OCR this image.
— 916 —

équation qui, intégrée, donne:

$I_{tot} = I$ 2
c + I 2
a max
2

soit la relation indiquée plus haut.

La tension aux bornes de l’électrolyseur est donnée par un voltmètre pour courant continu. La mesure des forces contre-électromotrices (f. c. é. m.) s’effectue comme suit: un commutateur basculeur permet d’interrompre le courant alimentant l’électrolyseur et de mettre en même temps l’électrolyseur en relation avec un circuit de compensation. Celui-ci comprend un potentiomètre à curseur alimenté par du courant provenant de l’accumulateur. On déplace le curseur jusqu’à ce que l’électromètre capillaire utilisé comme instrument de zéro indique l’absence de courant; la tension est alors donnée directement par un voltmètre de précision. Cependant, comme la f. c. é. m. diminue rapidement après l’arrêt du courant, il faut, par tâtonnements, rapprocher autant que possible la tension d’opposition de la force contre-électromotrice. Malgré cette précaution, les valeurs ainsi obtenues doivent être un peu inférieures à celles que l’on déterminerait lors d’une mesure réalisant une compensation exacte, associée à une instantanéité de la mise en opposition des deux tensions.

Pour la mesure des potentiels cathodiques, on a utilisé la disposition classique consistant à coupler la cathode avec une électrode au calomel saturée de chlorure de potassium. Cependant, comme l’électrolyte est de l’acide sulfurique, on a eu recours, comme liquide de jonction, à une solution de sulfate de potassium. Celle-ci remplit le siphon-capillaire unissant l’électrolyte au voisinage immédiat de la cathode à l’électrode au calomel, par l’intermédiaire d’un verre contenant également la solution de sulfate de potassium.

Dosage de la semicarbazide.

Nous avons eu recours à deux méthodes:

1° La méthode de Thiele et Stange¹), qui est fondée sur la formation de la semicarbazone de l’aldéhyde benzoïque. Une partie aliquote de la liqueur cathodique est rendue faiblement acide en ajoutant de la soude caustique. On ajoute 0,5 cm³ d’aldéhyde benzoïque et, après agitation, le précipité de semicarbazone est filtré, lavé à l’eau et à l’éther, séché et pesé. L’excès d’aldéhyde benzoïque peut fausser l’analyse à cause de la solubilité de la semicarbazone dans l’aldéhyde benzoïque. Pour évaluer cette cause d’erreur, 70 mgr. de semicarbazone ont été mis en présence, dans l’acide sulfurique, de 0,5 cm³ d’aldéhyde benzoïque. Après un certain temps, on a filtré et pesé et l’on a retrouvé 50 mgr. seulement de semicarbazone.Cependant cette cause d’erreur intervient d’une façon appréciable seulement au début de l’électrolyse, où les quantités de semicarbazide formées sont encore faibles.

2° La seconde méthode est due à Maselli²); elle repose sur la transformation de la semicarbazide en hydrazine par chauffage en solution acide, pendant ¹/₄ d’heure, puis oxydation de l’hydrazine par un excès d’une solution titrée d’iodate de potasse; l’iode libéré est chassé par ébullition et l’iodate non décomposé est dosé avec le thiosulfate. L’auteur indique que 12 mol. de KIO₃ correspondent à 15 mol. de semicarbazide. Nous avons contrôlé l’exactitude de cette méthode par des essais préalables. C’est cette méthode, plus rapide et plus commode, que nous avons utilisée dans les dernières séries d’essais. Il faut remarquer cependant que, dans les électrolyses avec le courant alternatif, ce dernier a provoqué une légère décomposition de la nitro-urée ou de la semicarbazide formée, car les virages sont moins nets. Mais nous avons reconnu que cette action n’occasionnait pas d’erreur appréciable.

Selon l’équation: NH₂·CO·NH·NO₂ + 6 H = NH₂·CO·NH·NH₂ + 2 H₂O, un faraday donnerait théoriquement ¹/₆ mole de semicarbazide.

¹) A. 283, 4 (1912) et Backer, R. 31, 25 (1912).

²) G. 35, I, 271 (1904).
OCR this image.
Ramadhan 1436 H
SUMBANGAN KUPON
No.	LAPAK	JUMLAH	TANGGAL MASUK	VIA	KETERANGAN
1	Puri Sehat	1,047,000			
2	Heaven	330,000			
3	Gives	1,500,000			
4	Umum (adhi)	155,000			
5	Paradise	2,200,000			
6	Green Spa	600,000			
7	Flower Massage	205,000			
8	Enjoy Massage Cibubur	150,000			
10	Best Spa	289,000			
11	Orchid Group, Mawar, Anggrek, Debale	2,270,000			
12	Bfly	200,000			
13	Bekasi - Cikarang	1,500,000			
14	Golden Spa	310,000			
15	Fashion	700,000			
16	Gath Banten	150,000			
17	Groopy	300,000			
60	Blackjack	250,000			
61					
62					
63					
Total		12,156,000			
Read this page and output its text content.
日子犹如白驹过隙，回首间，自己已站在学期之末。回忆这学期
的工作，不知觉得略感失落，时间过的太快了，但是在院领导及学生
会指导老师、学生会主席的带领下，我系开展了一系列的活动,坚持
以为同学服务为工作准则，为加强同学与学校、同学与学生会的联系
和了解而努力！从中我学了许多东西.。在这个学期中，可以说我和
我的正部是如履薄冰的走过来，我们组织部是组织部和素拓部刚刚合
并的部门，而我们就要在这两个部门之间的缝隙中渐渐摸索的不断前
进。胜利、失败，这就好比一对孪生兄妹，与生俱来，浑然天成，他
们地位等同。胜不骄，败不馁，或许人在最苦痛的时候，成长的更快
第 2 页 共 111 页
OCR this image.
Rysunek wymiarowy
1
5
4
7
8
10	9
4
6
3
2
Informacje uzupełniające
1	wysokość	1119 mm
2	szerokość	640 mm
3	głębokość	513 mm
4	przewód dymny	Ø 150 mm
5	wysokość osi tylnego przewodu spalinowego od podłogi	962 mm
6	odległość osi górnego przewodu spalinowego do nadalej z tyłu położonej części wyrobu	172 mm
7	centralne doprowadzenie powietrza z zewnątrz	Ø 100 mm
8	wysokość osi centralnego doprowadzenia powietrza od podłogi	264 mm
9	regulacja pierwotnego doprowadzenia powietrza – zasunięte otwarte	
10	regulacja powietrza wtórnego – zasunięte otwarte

> _Aim of the task_: Each line of the listing should be copied exactly.

> _Response_:
OCR this image.
— 916 —

équation qui, intégrée, donne:

$I_{tot} = I$ 2
c + I 2
a max
2

soit la relation indiquée plus haut.

La tension aux bornes de l’électrolyseur est donnée par un voltmètre pour courant continu. La mesure des forces contre-électromotrices (f. c. é. m.) s’effectue comme suit: un commutateur basculeur permet d’interrompre le courant alimentant l’électrolyseur et de mettre en même temps l’électrolyseur en relation avec un circuit de compensation. Celui-ci comprend un potentiomètre à curseur alimenté par du courant provenant de l’accumulateur. On déplace le curseur jusqu’à ce que l’électromètre capillaire utilisé comme instrument de zéro indique l’absence de courant; la tension est alors donnée directement par un voltmètre de précision. Cependant, comme la f. c. é. m. diminue rapidement après l’arrêt du courant, il faut, par tâtonnements, rapprocher autant que possible la tension d’opposition de la force contre-électromotrice. Malgré cette précaution, les valeurs ainsi obtenues doivent être un peu inférieures à celles que l’on déterminerait lors d’une mesure réalisant une compensation exacte, associée à une instantanéité de la mise en opposition des deux tensions.

Pour la mesure des potentiels cathodiques, on a utilisé la disposition classique consistant à coupler la cathode avec une électrode au calomel saturée de chlorure de potassium. Cependant, comme l’électrolyte est de l’acide sulfurique, on a eu recours, comme liquide de jonction, à une solution de sulfate de potassium. Celle-ci remplit le siphon-capillaire unissant l’électrolyte au voisinage immédiat de la cathode à l’électrode au calomel, par l’intermédiaire d’un verre contenant également la solution de sulfate de potassium.

Dosage de la semicarbazide.

Nous avons eu recours à deux méthodes:

1° La méthode de Thiele et Stange¹), qui est fondée sur la formation de la semicarbazone de l’aldéhyde benzoïque. Une partie aliquote de la liqueur cathodique est rendue faiblement acide en ajoutant de la soude caustique. On ajoute 0,5 cm³ d’aldéhyde benzoïque et, après agitation, le précipité de semicarbazone est filtré, lavé à l’eau et à l’éther, séché et pesé. L’excès d’aldéhyde benzoïque peut fausser l’analyse à cause de la solubilité de la semicarbazone dans l’aldéhyde benzoïque. Pour évaluer cette cause d’erreur, 70 mgr. de semicarbazone ont été mis en présence, dans l’acide sulfurique, de 0,5 cm³ d’aldéhyde benzoïque. Après un certain temps, on a filtré et pesé et l’on a retrouvé 50 mgr. seulement de semicarbazone.Cependant cette cause d’erreur intervient d’une façon appréciable seulement au début de l’électrolyse, où les quantités de semicarbazide formées sont encore faibles.

2° La seconde méthode est due à Maselli²); elle repose sur la transformation de la semicarbazide en hydrazine par chauffage en solution acide, pendant ¹/₄ d’heure, puis oxydation de l’hydrazine par un excès d’une solution titrée d’iodate de potasse; l’iode libéré est chassé par ébullition et l’iodate non décomposé est dosé avec le thiosulfate. L’auteur indique que 12 mol. de KIO₃ correspondent à 15 mol. de semicarbazide. Nous avons contrôlé l’exactitude de cette méthode par des essais préalables. C’est cette méthode, plus rapide et plus commode, que nous avons utilisée dans les dernières séries d’essais. Il faut remarquer cependant que, dans les électrolyses avec le courant alternatif, ce dernier a provoqué une légère décomposition de la nitro-urée ou de la semicarbazide formée, car les virages sont moins nets. Mais nous avons reconnu que cette action n’occasionnait pas d’erreur appréciable.

Selon l’équation: NH₂·CO·NH·NO₂ + 6 H = NH₂·CO·NH·NH₂ + 2 H₂O, un faraday donnerait théoriquement ¹/₆ mole de semicarbazide.

¹) A. 283, 4 (1912) et Backer, R. 31, 25 (1912).

²) G. 35, I, 271 (1904).
OCR this image.
Ramadhan 1436 H
SUMBANGAN KUPON
No.	LAPAK	JUMLAH	TANGGAL MASUK	VIA	KETERANGAN
1	Puri Sehat	1,047,000			
2	Heaven	330,000			
3	Gives	1,500,000			
4	Umum (adhi)	155,000			
5	Paradise	2,200,000			
6	Green Spa	600,000			
7	Flower Massage	205,000			
8	Enjoy Massage Cibubur	150,000			
10	Best Spa	289,000			
11	Orchid Group, Mawar, Anggrek, Debale	2,270,000			
12	Bfly	200,000			
13	Bekasi - Cikarang	1,500,000			
14	Golden Spa	310,000			
15	Fashion	700,000			
16	Gath Banten	150,000			
17	Groopy	300,000			
60	Blackjack	250,000			
61					
62					
63					
Total		12,156,000			
Read this page and output its text content.
日子犹如白驹过隙，回首间，自己已站在学期之末。回忆这学期
的工作，不知觉得略感失落，时间过的太快了，但是在院领导及学生
会指导老师、学生会主席的带领下，我系开展了一系列的活动,坚持
以为同学服务为工作准则，为加强同学与学校、同学与学生会的联系
和了解而努力！从中我学了许多东西.。在这个学期中，可以说我和
我的正部是如履薄冰的走过来，我们组织部是组织部和素拓部刚刚合
并的部门，而我们就要在这两个部门之间的缝隙中渐渐摸索的不断前
进。胜利、失败，这就好比一对孪生兄妹，与生俱来，浑然天成，他
们地位等同。胜不骄，败不馁，或许人在最苦痛的时候，成长的更快
第 2 页 共 111 页
OCR this image.
Rysunek wymiarowy
1
5
4
7
8
10	9
4
6
3
2
Informacje uzupełniające
1	wysokość	1119 mm
2	szerokość	640 mm
3	głębokość	513 mm
4	przewód dymny	Ø 150 mm
5	wysokość osi tylnego przewodu spalinowego od podłogi	962 mm
6	odległość osi górnego przewodu spalinowego do nadalej z tyłu położonej części wyrobu	172 mm
7	centralne doprowadzenie powietrza z zewnątrz	Ø 100 mm
8	wysokość osi centralnego doprowadzenia powietrza od podłogi	264 mm
9	regulacja pierwotnego doprowadzenia powietrza – zasunięte otwarte	
10	regulacja powietrza wtórnego – zasunięte otwarte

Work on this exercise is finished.